● **SELECTED TEXT**
▬▬▬▬▬▬▬▬▬▬

Member Avatar for alexa12345

For Input
4
15.01
15
3
3.01

The value of 'avg' is becoming 9.00. I don't understand why this should be 9.01. Please help.

#include<stdio.h>
#include<math.h>

double round(double x) 
{ 	
	return floor(x * pow(10.0,2.0) + 0.5)/pow(10.0,2.0); 
}

int main()
{
	//freopen("10137.txt","r",stdin);
	//freopen("out1.txt","w",stdout);

	long i,n;
	double sum,avg,sum1,a[1005];

	while(scanf("%ld",&n) == 1 && n)
	{
		sum = 0.0;
		for(i = 0 ; i < n ; i++)
		{
			scanf("%lf",&a[i]);
			sum += a[i];
		}
		
		avg = round(sum/n);

		sum1 = sum = 0.0;
		for(i = 0 ; i < n ; i++)
		{
			if(a[i] > avg)
				sum += a[i] - avg;
			else
				sum1 += avg - a[i];
		}

		if(sum < sum1)

▬▬▬▬▬▬▬▬▬▬

● **GIVEN ENTRIES**
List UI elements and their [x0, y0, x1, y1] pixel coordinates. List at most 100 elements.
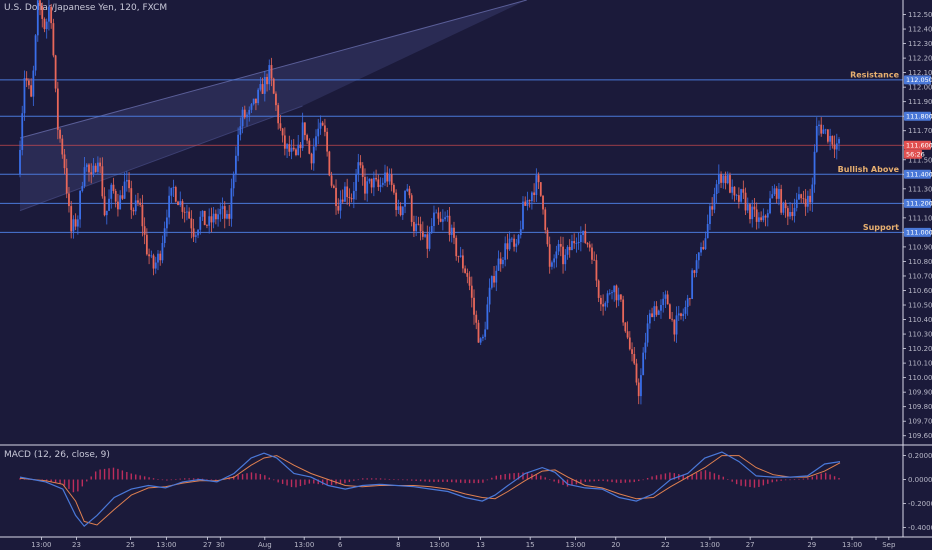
macd-histogram-bar-88 [411, 479, 413, 481]
price-tick-label-12: 111.300 [908, 185, 932, 193]
macd-histogram-bar-109 [504, 474, 506, 480]
macd-histogram-bar-77 [362, 478, 364, 480]
macd-histogram-bar-136 [624, 479, 627, 483]
candle-body-105 [252, 98, 255, 105]
candle-body-187 [435, 212, 438, 214]
macd-histogram-bar-87 [406, 479, 408, 481]
candle-body-98 [237, 134, 240, 156]
candle-body-271 [622, 299, 625, 323]
candle-body-5 [30, 85, 33, 97]
macd-histogram-bar-33 [166, 479, 168, 481]
candle-body-10 [41, 5, 44, 19]
macd-histogram-bar-27 [139, 475, 141, 480]
macd-histogram-bar-167 [762, 479, 765, 486]
level-tag-0-text: 112.050 [906, 76, 932, 84]
candle-body-102 [246, 114, 248, 118]
candle-body-139 [328, 151, 331, 176]
candle-body-30 [85, 164, 88, 168]
candle-body-188 [437, 212, 440, 219]
candle-body-124 [295, 149, 297, 156]
candle-body-12 [45, 21, 48, 30]
candle-body-222 [513, 238, 515, 247]
price-tick-label-16: 110.900 [908, 243, 932, 251]
candle-body-174 [406, 188, 409, 191]
candle-body-362 [824, 129, 827, 131]
candle-body-125 [297, 144, 300, 156]
candle-body-54 [139, 202, 142, 205]
candle-body-212 [490, 276, 493, 288]
candle-body-257 [591, 247, 593, 260]
candle-body-303 [693, 270, 696, 273]
candle-body-138 [326, 131, 329, 152]
macd-histogram-bar-171 [780, 479, 782, 481]
candle-body-262 [602, 304, 605, 307]
candle-body-145 [341, 199, 344, 202]
candle-body-340 [775, 188, 778, 199]
candle-body-90 [219, 208, 222, 215]
candle-body-41 [110, 184, 113, 199]
macd-histogram-bar-123 [566, 479, 569, 487]
macd-histogram-bar-0 [19, 478, 21, 480]
macd-histogram-bar-142 [651, 476, 653, 480]
candle-body-275 [631, 349, 633, 355]
macd-histogram-bar-22 [117, 468, 119, 480]
candle-body-288 [660, 305, 662, 311]
candle-body-8 [36, 0, 39, 36]
candle-body-343 [782, 202, 785, 213]
macd-tick-label-0: 0.2000 [908, 452, 932, 460]
macd-histogram-bar-15 [86, 479, 88, 482]
candle-body-19 [61, 138, 64, 155]
panel-frame [0, 0, 932, 538]
macd-histogram-bar-177 [807, 478, 809, 480]
candle-body-367 [835, 143, 838, 150]
macd-histogram-bar-83 [388, 479, 391, 480]
macd-histogram-bar-50 [241, 474, 244, 480]
candle-body-294 [673, 319, 676, 335]
candle-body-285 [653, 306, 656, 318]
candle-body-365 [831, 135, 834, 145]
candle-body-88 [214, 213, 217, 220]
candle-body-167 [390, 174, 393, 185]
time-axis[interactable]: 13:00 23 25 13:00 27 30 Aug 13:00 6 8 13:00 13 15 13:… [31, 537, 896, 549]
candle-body-251 [577, 241, 580, 244]
candle-body-13 [48, 6, 50, 22]
candle-body-287 [657, 310, 660, 315]
price-tick-label-25: 110.000 [908, 374, 932, 382]
macd-histogram-bar-106 [491, 477, 493, 480]
macd-histogram-bar-37 [183, 478, 186, 480]
candle-body-313 [715, 184, 718, 194]
candle-body-298 [682, 313, 685, 317]
candle-body-318 [726, 175, 729, 184]
candle-body-337 [769, 198, 771, 214]
candle-body-254 [584, 230, 587, 243]
candle-body-155 [364, 176, 366, 194]
macd-histogram-bar-80 [375, 478, 377, 480]
candle-body-330 [753, 206, 756, 210]
candle-body-148 [348, 197, 351, 199]
macd-tick-label-1: 0.0000 [908, 476, 932, 484]
candle-body-196 [455, 237, 458, 257]
candle-body-189 [439, 218, 442, 222]
candle-body-179 [417, 223, 420, 225]
macd-histogram-bar-107 [495, 475, 497, 480]
macd-histogram-bar-113 [522, 472, 524, 480]
candle-body-65 [163, 228, 166, 244]
macd-histogram-bar-163 [744, 479, 747, 487]
candle-body-213 [493, 276, 495, 283]
macd-histogram-bar-105 [486, 479, 489, 481]
level-tag-1-bg [904, 111, 931, 121]
candle-body-47 [123, 181, 126, 199]
macd-axis[interactable]: 0.2000 0.0000 -0.2000 -0.4000 [903, 452, 932, 532]
macd-histogram-bar-100 [464, 479, 466, 484]
candle-body-305 [697, 252, 700, 261]
candle-body-170 [397, 206, 400, 210]
time-tick-label-8: 6 [338, 541, 343, 549]
candle-body-95 [230, 188, 233, 219]
macd-histogram-bar-16 [90, 476, 92, 480]
candle-body-333 [760, 217, 763, 221]
candle-body-322 [735, 195, 738, 196]
candle-body-366 [833, 144, 836, 150]
candle-body-91 [221, 206, 224, 209]
candle-body-55 [141, 204, 144, 227]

▬▬▬▬▬▬▬▬▬▬

● **STATED PROBLEM**
Answer these questions about the forum post on C code:
1. What is the first number listed under "For Input"?
2. What size is declared for the array a?
3. What value does the poster say 'avg' is becoming?

● **RIGHT ANSWER**
1. 4
2. 1005
3. 9.00